* [Direction] Tally the lines holding the string "JSON" and reply with that number alone.

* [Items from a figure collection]
———

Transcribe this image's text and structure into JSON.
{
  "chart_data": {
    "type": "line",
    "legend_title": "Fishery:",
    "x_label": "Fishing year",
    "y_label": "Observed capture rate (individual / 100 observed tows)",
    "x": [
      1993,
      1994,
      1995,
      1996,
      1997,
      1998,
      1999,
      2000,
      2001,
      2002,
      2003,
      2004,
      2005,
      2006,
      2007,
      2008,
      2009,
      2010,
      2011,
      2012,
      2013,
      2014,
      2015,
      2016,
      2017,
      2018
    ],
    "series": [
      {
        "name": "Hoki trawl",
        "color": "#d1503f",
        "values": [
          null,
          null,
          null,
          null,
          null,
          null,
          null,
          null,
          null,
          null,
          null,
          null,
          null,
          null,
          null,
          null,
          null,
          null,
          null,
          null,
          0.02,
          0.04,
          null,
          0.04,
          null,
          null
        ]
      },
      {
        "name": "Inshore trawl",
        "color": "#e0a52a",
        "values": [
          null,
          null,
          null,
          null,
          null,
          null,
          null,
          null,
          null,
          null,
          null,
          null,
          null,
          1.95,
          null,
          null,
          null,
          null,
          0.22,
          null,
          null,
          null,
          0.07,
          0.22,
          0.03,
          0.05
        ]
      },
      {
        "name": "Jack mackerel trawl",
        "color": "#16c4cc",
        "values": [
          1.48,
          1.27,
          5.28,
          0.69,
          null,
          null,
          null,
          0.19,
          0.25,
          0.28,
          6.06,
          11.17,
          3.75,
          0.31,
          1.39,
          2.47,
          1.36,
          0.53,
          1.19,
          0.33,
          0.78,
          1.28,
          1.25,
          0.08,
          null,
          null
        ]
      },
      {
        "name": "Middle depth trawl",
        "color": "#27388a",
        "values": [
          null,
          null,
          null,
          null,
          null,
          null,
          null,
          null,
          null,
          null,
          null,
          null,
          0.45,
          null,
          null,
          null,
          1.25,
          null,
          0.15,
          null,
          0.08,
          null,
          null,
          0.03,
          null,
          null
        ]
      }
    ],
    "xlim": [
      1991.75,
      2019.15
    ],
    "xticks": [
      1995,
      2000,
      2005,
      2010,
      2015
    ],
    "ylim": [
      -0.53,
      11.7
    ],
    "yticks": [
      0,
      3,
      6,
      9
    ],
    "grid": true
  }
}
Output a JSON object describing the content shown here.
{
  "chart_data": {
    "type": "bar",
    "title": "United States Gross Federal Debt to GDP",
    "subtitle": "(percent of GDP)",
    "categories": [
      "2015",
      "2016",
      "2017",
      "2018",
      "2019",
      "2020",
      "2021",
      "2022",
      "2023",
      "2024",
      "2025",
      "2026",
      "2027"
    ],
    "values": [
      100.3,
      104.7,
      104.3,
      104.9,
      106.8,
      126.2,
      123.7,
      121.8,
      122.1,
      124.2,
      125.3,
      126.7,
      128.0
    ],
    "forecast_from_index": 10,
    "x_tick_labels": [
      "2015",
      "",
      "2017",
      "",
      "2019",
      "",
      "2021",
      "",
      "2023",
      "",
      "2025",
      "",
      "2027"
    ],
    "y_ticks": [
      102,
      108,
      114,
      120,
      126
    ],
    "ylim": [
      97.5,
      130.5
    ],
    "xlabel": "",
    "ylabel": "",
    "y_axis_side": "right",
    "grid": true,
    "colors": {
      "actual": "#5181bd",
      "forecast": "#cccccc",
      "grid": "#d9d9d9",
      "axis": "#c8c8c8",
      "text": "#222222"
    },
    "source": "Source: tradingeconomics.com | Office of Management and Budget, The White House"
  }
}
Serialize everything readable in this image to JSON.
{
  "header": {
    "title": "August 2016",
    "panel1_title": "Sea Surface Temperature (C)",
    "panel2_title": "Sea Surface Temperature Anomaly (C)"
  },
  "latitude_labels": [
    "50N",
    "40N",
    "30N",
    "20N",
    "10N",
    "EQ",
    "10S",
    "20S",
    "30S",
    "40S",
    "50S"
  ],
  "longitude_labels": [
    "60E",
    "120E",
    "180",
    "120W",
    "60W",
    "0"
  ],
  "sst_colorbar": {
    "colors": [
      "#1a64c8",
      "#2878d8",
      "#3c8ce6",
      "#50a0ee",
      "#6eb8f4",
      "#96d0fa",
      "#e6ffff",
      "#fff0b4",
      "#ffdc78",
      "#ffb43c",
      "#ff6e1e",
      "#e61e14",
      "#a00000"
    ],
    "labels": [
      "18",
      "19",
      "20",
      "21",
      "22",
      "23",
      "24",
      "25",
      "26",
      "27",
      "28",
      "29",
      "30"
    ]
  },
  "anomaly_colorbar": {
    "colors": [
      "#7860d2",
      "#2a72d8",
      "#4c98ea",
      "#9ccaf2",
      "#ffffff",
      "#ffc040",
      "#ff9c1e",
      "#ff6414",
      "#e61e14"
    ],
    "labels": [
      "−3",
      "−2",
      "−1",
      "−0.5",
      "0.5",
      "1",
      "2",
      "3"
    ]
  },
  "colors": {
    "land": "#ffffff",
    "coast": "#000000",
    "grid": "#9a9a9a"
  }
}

———

* [Written response] 3